▶ [Try it]: Looking at the data that follows, count the lines containing the word "protection" and write down only that count.

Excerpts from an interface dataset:
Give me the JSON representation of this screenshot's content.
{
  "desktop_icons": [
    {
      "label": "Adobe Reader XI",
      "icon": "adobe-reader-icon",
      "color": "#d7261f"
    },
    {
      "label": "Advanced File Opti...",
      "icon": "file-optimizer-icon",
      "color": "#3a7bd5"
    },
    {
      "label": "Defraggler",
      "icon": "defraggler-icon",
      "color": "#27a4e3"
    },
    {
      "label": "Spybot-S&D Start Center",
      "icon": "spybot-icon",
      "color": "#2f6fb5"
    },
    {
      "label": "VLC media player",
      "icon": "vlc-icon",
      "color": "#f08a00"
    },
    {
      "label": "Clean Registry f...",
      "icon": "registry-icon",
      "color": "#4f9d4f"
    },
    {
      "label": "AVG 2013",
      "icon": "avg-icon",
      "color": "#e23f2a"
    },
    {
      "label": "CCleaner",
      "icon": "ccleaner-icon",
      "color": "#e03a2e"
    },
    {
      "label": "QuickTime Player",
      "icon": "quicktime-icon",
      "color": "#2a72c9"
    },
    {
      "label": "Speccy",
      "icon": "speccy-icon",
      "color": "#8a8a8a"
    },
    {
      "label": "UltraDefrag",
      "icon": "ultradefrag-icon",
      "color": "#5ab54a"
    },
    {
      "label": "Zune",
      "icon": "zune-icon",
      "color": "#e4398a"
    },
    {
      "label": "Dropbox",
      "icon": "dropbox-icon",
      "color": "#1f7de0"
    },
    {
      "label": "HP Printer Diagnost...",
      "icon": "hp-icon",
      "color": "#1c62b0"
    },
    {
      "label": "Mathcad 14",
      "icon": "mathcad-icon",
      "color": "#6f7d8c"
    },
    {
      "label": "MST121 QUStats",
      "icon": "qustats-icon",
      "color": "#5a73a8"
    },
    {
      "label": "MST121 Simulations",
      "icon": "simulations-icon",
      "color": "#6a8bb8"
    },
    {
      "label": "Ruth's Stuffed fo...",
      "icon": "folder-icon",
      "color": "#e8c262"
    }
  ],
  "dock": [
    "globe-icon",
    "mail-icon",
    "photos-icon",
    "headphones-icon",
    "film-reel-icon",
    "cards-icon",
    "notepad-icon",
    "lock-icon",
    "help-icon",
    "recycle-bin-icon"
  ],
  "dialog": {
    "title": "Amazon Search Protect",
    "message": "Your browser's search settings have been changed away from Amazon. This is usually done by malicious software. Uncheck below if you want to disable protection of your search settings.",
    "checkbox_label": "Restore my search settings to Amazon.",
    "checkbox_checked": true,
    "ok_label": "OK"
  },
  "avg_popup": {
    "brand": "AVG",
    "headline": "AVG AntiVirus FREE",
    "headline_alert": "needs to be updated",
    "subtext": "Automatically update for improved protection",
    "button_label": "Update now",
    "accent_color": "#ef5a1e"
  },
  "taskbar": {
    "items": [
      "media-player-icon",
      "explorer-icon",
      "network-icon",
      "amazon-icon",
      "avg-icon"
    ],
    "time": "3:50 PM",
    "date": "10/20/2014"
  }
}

▶ [Exercise solution]: 2